To do: Extract the lines of the material from its first line up to and including the line that contains "text-line: cogitandarum ſed", copying each one without change.

+-------+

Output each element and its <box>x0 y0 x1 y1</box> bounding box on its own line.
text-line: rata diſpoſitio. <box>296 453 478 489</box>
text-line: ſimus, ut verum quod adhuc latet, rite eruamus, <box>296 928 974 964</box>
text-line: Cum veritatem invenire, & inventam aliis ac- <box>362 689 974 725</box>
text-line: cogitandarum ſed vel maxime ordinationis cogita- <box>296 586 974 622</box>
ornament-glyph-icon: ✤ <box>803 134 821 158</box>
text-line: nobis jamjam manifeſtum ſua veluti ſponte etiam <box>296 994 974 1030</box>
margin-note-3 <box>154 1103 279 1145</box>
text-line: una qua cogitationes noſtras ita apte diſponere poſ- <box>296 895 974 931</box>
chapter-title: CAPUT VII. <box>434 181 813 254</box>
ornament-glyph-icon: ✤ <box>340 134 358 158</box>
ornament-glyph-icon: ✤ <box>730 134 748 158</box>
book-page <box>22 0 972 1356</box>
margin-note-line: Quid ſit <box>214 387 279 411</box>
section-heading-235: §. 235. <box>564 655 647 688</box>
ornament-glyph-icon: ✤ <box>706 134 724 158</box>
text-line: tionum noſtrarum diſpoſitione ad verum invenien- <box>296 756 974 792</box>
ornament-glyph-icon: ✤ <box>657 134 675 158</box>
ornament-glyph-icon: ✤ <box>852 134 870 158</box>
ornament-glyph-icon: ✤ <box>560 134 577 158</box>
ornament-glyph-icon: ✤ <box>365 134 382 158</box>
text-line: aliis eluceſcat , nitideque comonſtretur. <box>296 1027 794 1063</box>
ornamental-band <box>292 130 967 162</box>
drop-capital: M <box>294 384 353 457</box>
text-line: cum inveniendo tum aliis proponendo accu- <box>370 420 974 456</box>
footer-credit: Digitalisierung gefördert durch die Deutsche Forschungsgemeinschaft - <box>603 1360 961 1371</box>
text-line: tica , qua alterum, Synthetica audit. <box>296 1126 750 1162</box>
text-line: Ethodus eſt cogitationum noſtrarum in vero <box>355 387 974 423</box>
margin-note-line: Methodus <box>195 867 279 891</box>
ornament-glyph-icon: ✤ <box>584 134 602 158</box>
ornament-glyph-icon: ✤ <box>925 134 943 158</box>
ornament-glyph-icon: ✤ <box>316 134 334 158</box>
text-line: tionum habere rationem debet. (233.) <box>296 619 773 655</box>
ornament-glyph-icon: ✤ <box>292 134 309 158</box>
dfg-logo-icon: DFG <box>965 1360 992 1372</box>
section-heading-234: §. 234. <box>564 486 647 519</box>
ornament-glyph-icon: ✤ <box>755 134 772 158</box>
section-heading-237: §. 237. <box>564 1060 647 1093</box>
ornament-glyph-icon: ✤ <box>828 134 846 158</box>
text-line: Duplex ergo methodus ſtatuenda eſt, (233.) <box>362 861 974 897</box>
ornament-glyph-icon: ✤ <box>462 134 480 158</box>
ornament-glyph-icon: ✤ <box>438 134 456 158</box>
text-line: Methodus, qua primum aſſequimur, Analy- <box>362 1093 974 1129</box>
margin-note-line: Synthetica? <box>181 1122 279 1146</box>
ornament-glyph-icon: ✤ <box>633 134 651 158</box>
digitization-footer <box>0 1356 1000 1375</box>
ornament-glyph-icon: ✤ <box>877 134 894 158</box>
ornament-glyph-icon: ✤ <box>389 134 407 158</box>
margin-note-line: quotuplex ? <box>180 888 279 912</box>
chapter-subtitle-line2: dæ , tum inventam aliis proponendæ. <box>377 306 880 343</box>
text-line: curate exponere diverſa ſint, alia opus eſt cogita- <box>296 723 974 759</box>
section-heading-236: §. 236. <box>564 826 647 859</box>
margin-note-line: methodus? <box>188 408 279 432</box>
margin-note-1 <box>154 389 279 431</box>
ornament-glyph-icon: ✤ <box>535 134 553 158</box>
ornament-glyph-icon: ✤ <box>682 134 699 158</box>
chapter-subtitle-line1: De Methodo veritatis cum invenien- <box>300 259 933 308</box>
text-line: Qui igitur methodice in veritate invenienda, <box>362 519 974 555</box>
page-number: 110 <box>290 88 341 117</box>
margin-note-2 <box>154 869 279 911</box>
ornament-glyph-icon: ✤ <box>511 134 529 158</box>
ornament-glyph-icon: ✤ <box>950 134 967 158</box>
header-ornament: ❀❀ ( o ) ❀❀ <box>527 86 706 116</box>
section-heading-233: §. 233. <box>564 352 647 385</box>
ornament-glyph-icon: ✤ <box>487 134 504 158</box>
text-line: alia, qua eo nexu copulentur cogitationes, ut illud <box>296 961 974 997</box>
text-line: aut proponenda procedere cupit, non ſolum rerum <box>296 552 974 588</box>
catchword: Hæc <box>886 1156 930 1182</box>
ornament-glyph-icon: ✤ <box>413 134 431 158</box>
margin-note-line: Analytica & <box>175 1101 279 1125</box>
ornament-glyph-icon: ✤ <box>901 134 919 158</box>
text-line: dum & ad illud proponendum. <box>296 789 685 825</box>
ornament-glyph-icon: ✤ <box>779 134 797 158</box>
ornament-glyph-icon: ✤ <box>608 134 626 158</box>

+-------+

Solution to the problem:
Output each element and its <box>x0 y0 x1 y1</box> bounding box on its own line.
text-line: rata diſpoſitio. <box>296 453 478 489</box>
text-line: ſimus, ut verum quod adhuc latet, rite eruamus, <box>296 928 974 964</box>
text-line: Cum veritatem invenire, & inventam aliis ac- <box>362 689 974 725</box>
text-line: cogitandarum ſed vel maxime ordinationis cogita- <box>296 586 974 622</box>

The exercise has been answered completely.